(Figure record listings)

......

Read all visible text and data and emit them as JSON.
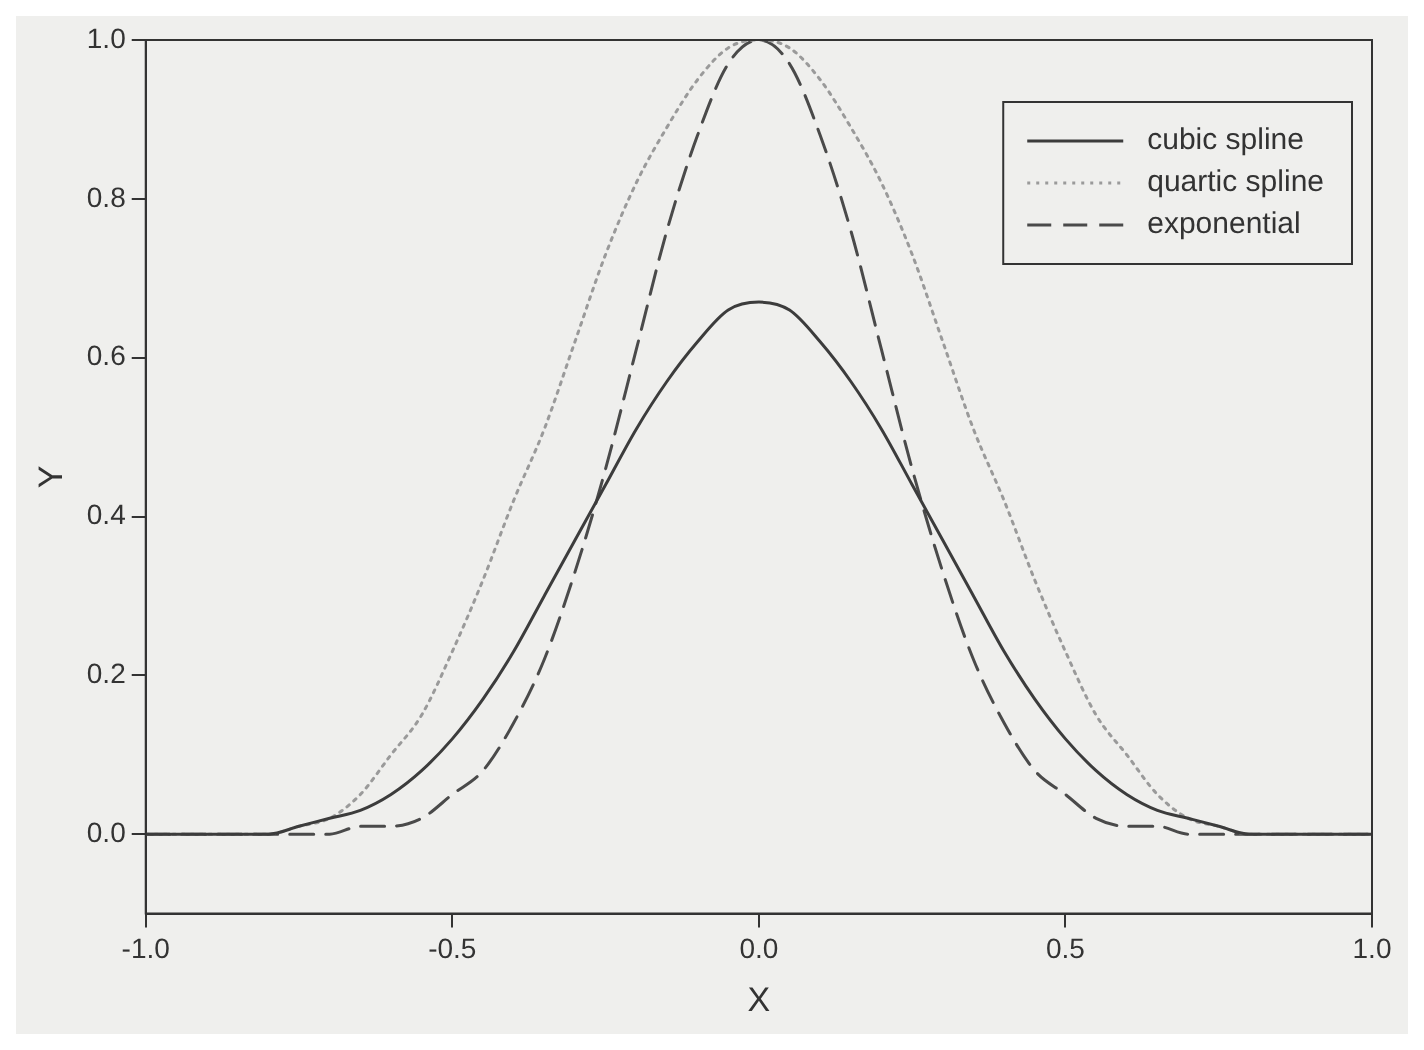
{
  "chart_data": {
    "type": "line",
    "xlabel": "X",
    "ylabel": "Y",
    "x": [
      -1,
      -0.95,
      -0.9,
      -0.85,
      -0.8,
      -0.75,
      -0.7,
      -0.65,
      -0.6,
      -0.55,
      -0.5,
      -0.45,
      -0.4,
      -0.35,
      -0.3,
      -0.25,
      -0.2,
      -0.15,
      -0.1,
      -0.05,
      0,
      0.05,
      0.1,
      0.15,
      0.2,
      0.25,
      0.3,
      0.35,
      0.4,
      0.45,
      0.5,
      0.55,
      0.6,
      0.65,
      0.7,
      0.75,
      0.8,
      0.85,
      0.9,
      0.95,
      1
    ],
    "series": [
      {
        "name": "cubic spline",
        "color": "#3c3c3c",
        "line_style": "solid",
        "values": [
          0,
          0,
          0,
          0,
          0,
          0.01,
          0.02,
          0.03,
          0.05,
          0.08,
          0.12,
          0.17,
          0.23,
          0.3,
          0.37,
          0.44,
          0.51,
          0.57,
          0.62,
          0.66,
          0.67,
          0.66,
          0.62,
          0.57,
          0.51,
          0.44,
          0.37,
          0.3,
          0.23,
          0.17,
          0.12,
          0.08,
          0.05,
          0.03,
          0.02,
          0.01,
          0,
          0,
          0,
          0,
          0
        ]
      },
      {
        "name": "quartic spline",
        "color": "#9a9a9a",
        "line_style": "dotted",
        "values": [
          0,
          0,
          0,
          0,
          0,
          0.01,
          0.02,
          0.05,
          0.1,
          0.15,
          0.23,
          0.32,
          0.42,
          0.51,
          0.62,
          0.73,
          0.82,
          0.89,
          0.95,
          0.99,
          1,
          0.99,
          0.95,
          0.89,
          0.82,
          0.73,
          0.62,
          0.51,
          0.42,
          0.32,
          0.23,
          0.15,
          0.1,
          0.05,
          0.02,
          0.01,
          0,
          0,
          0,
          0,
          0
        ]
      },
      {
        "name": "exponential",
        "color": "#4a4a4a",
        "line_style": "dashed",
        "values": [
          0,
          0,
          0,
          0,
          0,
          0,
          0,
          0.01,
          0.01,
          0.02,
          0.05,
          0.08,
          0.14,
          0.22,
          0.33,
          0.46,
          0.61,
          0.76,
          0.88,
          0.97,
          1,
          0.97,
          0.88,
          0.76,
          0.61,
          0.46,
          0.33,
          0.22,
          0.14,
          0.08,
          0.05,
          0.02,
          0.01,
          0.01,
          0,
          0,
          0,
          0,
          0,
          0,
          0
        ]
      }
    ],
    "xlim": [
      -1,
      1
    ],
    "xticks": [
      {
        "value": -1,
        "label": "-1.0"
      },
      {
        "value": -0.5,
        "label": "-0.5"
      },
      {
        "value": 0,
        "label": "0.0"
      },
      {
        "value": 0.5,
        "label": "0.5"
      },
      {
        "value": 1,
        "label": "1.0"
      }
    ],
    "ylim": [
      -0.1,
      1
    ],
    "yticks": [
      {
        "value": 0,
        "label": "0.0"
      },
      {
        "value": 0.2,
        "label": "0.2"
      },
      {
        "value": 0.4,
        "label": "0.4"
      },
      {
        "value": 0.6,
        "label": "0.6"
      },
      {
        "value": 0.8,
        "label": "0.8"
      },
      {
        "value": 1,
        "label": "1.0"
      }
    ],
    "legend": "top right"
  }
}
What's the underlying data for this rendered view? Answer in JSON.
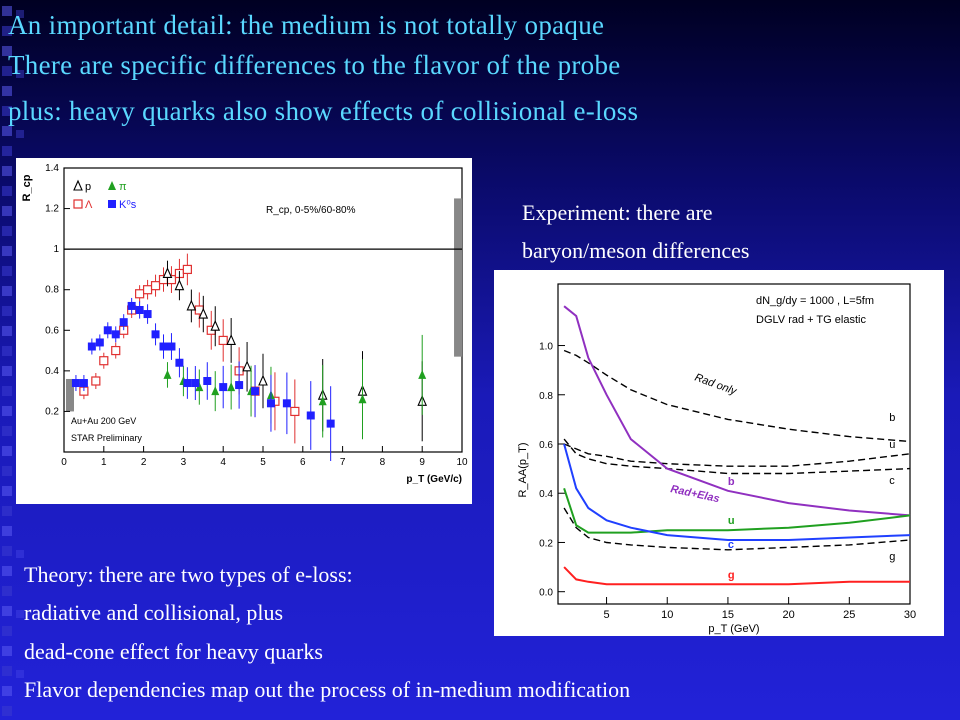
{
  "headline": {
    "line1": "An important detail: the medium is not totally opaque",
    "line2": "There are specific differences to the flavor of the probe",
    "line3": "plus: heavy quarks also show effects of collisional e-loss"
  },
  "experiment_caption": {
    "line1": "Experiment: there are",
    "line2": "baryon/meson differences"
  },
  "theory_caption": {
    "line1": "Theory: there are two types of e-loss:",
    "line2": "radiative and collisional, plus",
    "line3": "dead-cone effect for heavy quarks",
    "line4": "Flavor dependencies map out the process of in-medium modification"
  },
  "colors": {
    "headline": "#5ad8ff",
    "body_text": "#ffffff"
  },
  "chart_data": [
    {
      "type": "scatter",
      "title": "",
      "xlabel": "p_T (GeV/c)",
      "ylabel": "R_cp",
      "xlim": [
        0,
        10
      ],
      "ylim": [
        0,
        1.4
      ],
      "xticks": [
        "0",
        "1",
        "2",
        "3",
        "4",
        "5",
        "6",
        "7",
        "8",
        "9",
        "10"
      ],
      "yticks": [
        "0.2",
        "0.4",
        "0.6",
        "0.8",
        "1",
        "1.2",
        "1.4"
      ],
      "annotations": [
        "R_cp, 0-5%/60-80%",
        "Au+Au 200 GeV",
        "STAR Preliminary"
      ],
      "legend": [
        "p",
        "π",
        "Λ",
        "K⁰s"
      ],
      "reference_line": 1,
      "series": [
        {
          "name": "Λ",
          "marker": "open-square",
          "color": "#e03030",
          "x": [
            0.5,
            0.8,
            1.0,
            1.3,
            1.5,
            1.7,
            1.9,
            2.1,
            2.3,
            2.5,
            2.7,
            2.9,
            3.1,
            3.4,
            3.7,
            4.0,
            4.4,
            4.8,
            5.3,
            5.8
          ],
          "y": [
            0.3,
            0.35,
            0.45,
            0.5,
            0.6,
            0.7,
            0.78,
            0.8,
            0.82,
            0.85,
            0.85,
            0.88,
            0.9,
            0.7,
            0.6,
            0.55,
            0.4,
            0.3,
            0.25,
            0.2
          ]
        },
        {
          "name": "p",
          "marker": "open-triangle",
          "color": "#000000",
          "x": [
            2.6,
            2.9,
            3.2,
            3.5,
            3.8,
            4.2,
            4.6,
            5.0,
            6.5,
            7.5,
            9.0
          ],
          "y": [
            0.88,
            0.82,
            0.72,
            0.68,
            0.62,
            0.55,
            0.42,
            0.35,
            0.28,
            0.3,
            0.25
          ]
        },
        {
          "name": "π",
          "marker": "filled-triangle",
          "color": "#20a020",
          "x": [
            2.6,
            3.0,
            3.4,
            3.8,
            4.2,
            4.7,
            5.2,
            6.5,
            7.5,
            9.0
          ],
          "y": [
            0.38,
            0.35,
            0.32,
            0.3,
            0.32,
            0.3,
            0.28,
            0.25,
            0.26,
            0.38
          ]
        },
        {
          "name": "K⁰s",
          "marker": "filled-square",
          "color": "#2020ff",
          "x": [
            0.3,
            0.5,
            0.7,
            0.9,
            1.1,
            1.3,
            1.5,
            1.7,
            1.9,
            2.1,
            2.3,
            2.5,
            2.7,
            2.9,
            3.1,
            3.3,
            3.6,
            4.0,
            4.4,
            4.8,
            5.2,
            5.6,
            6.2,
            6.7
          ],
          "y": [
            0.34,
            0.34,
            0.52,
            0.54,
            0.6,
            0.58,
            0.64,
            0.72,
            0.7,
            0.68,
            0.58,
            0.52,
            0.52,
            0.44,
            0.34,
            0.34,
            0.35,
            0.32,
            0.33,
            0.3,
            0.24,
            0.24,
            0.18,
            0.14
          ]
        }
      ]
    },
    {
      "type": "line",
      "title": "",
      "xlabel": "p_T (GeV)",
      "ylabel": "R_AA(p_T)",
      "xlim": [
        1,
        30
      ],
      "ylim": [
        -0.05,
        1.25
      ],
      "xticks": [
        "5",
        "10",
        "15",
        "20",
        "25",
        "30"
      ],
      "yticks": [
        "0.0",
        "0.2",
        "0.4",
        "0.6",
        "0.8",
        "1.0"
      ],
      "annotations": [
        "dN_g/dy = 1000 , L=5fm",
        "DGLV rad + TG elastic",
        "Rad only",
        "Rad+Elas"
      ],
      "x": [
        1.5,
        2.5,
        3.5,
        5,
        7,
        10,
        15,
        20,
        25,
        30
      ],
      "series": [
        {
          "name": "b",
          "style": "dashed",
          "color": "#000000",
          "values": [
            0.98,
            0.96,
            0.93,
            0.88,
            0.82,
            0.76,
            0.7,
            0.66,
            0.63,
            0.61
          ]
        },
        {
          "name": "u",
          "style": "dashed",
          "color": "#000000",
          "values": [
            0.6,
            0.58,
            0.56,
            0.55,
            0.53,
            0.52,
            0.51,
            0.51,
            0.53,
            0.56
          ]
        },
        {
          "name": "c",
          "style": "dashed",
          "color": "#000000",
          "values": [
            0.62,
            0.56,
            0.54,
            0.52,
            0.51,
            0.5,
            0.48,
            0.48,
            0.49,
            0.5
          ]
        },
        {
          "name": "g",
          "style": "dashed",
          "color": "#000000",
          "values": [
            0.34,
            0.26,
            0.22,
            0.2,
            0.19,
            0.18,
            0.17,
            0.18,
            0.19,
            0.21
          ]
        },
        {
          "name": "b",
          "style": "solid",
          "color": "#9030c0",
          "values": [
            1.16,
            1.12,
            0.95,
            0.8,
            0.62,
            0.5,
            0.41,
            0.36,
            0.33,
            0.31
          ]
        },
        {
          "name": "u",
          "style": "solid",
          "color": "#20a020",
          "values": [
            0.42,
            0.27,
            0.24,
            0.24,
            0.24,
            0.25,
            0.25,
            0.26,
            0.28,
            0.31
          ]
        },
        {
          "name": "c",
          "style": "solid",
          "color": "#2040ff",
          "values": [
            0.6,
            0.42,
            0.34,
            0.29,
            0.26,
            0.23,
            0.21,
            0.21,
            0.22,
            0.23
          ]
        },
        {
          "name": "g",
          "style": "solid",
          "color": "#ff2020",
          "values": [
            0.1,
            0.05,
            0.04,
            0.03,
            0.03,
            0.03,
            0.03,
            0.03,
            0.04,
            0.04
          ]
        }
      ]
    }
  ]
}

......

Instructions for the task ▸
State how many lines in the records above contain the word "differences", giving only the number.

The output ▸
2